Exercise - According to the article on the MobiSys 2009 Best Paper award, on which smartphones did the researchers implement SPATE?

*** Opening Page excerpt ***

CyLab Researchers Win “Best Paper” Award at Prestigious MobiSys 2009MobiSys

“SPATE: Small-group PKI-less Authenticated Trust Establishment” has been named Best Paper at MobiSys 2009.

The five of the paper’s ten authors, including Adrian Perrig, CyLab Technical Director, graduate student Ahren Studer, and Jonathan McCune, also of CyLab, are Carnegie Mellon researchers. SPATE’s other authors include Yue-Hsun Lin, National Tsing-Hua University; King-Hang Wang, National Tsing-Hua University; Maxwell Krohn, Carnegie Mellon University; Phen-Lan Lin, Providence University; Hung-Min Sun, National Tsing-Hua University; and Bo-Yin Yang, Academia Sinica.

MobiSys 2009, the 7th Annual International Conference on Mobile Systems, Applications and Services was held from June 22 to June 25, 2009 in Kraków, Poland. The event, jointly sponsored by ACM SIGMOBILE and the USENIX Association, focused on “innovative and significant research on the design, implementation, usage, and evaluation of mobile computing and wireless systems, applications, and services.”

Here are two excerpts from “SPATE: Small-group PKI-less Authenticated Trust Establishment,” followed by a link to the full text:

Establishing trust between a group of individuals remains a difficult problem. Prior works assume trusted infrastructure, require an individual to trust unknown entities, or provide relatively low probabilistic guarantees of authenticity (95% for realistic settings). This work presents SPATE, a primitive that allows users to establish trust via device mobility and physical interaction. Once the SPATE protocol runs to completion, its participants’ mobile devices have authentic data that their applications can use to interact securely (i.e., the probability of a successful attack is 2-24). For this work, we leverage SPATE as part of a larger system to facilitate efficient, secure, and user-friendly collaboration via email and file-sharing services. Our implementation of SPATE on Nokia N70 smartphones allows users to establish trust in small groups of up to eight users in less than one minute. The two example SPATE applications provide increased security with no overhead noticeable to users once keys are established …

The foundation of the SPATE system is the SPATE protocol, which runs on mobile phones with the objective of sharing authenticated data among members of a small group. Participants initiate the protocol by invoking an application on their phones and indicating the number of people in the group. The phones then exchange information via Bluetooth. The danger in this scenario is a Man-in-the-Middle (MitM) attack, by which a nearby adversary can inject inauthentic data into the exchange. To prevent such an attack, at the end of the protocol, all mobile devices check that they received the correct number of data items and display a visual hash function [13,33] computed over the exchanged data. The participants check that all devices agree on the hash. If both checks succeed, then the group participants have guarantees that: (1) each participant contributed exactly one data element to the collective; (2) that no one outside the group contributed data; and (3) the data distributed.

*** Closing Page excerpt ***
*** Opening Supplied entries ***

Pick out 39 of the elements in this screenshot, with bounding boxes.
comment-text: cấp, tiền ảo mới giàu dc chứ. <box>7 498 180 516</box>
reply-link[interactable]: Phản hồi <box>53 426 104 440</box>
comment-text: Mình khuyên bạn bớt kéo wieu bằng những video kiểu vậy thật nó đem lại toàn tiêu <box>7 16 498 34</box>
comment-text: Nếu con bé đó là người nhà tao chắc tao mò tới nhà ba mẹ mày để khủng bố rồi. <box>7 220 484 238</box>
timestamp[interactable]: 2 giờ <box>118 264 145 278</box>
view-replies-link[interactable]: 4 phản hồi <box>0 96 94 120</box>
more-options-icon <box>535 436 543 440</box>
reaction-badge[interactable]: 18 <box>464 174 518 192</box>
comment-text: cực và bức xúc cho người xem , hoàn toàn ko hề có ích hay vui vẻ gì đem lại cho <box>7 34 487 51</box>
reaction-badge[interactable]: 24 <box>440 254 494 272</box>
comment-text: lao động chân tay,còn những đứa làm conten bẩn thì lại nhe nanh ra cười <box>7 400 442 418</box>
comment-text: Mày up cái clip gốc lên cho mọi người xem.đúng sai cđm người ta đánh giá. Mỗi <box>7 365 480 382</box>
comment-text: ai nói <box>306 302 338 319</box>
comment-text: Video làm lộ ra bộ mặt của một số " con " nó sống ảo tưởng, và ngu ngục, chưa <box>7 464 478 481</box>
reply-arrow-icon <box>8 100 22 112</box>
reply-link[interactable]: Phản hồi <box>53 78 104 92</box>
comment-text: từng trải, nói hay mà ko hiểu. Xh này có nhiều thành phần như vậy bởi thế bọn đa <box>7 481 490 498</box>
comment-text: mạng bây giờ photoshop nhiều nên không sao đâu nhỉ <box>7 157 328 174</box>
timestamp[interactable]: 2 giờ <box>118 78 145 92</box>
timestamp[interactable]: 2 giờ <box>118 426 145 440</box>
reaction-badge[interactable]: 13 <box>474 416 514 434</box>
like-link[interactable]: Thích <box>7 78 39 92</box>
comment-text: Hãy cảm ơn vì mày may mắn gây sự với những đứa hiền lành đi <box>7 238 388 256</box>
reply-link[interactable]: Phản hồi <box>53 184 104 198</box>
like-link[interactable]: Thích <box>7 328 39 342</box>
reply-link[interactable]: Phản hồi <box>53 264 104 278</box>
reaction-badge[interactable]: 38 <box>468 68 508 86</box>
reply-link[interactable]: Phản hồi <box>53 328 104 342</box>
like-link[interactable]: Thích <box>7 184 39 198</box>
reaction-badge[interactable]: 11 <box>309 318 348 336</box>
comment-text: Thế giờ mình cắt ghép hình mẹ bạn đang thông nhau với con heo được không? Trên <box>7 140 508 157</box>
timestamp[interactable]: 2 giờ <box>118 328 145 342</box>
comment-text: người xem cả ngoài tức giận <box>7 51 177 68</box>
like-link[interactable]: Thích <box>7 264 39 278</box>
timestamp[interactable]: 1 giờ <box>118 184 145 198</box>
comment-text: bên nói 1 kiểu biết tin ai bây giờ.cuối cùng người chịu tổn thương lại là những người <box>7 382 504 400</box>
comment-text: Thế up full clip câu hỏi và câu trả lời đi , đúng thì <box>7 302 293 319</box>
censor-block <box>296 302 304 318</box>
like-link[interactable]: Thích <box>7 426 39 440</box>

*** Closing Supplied entries ***

Solved problem - Nokia N70 smartphones.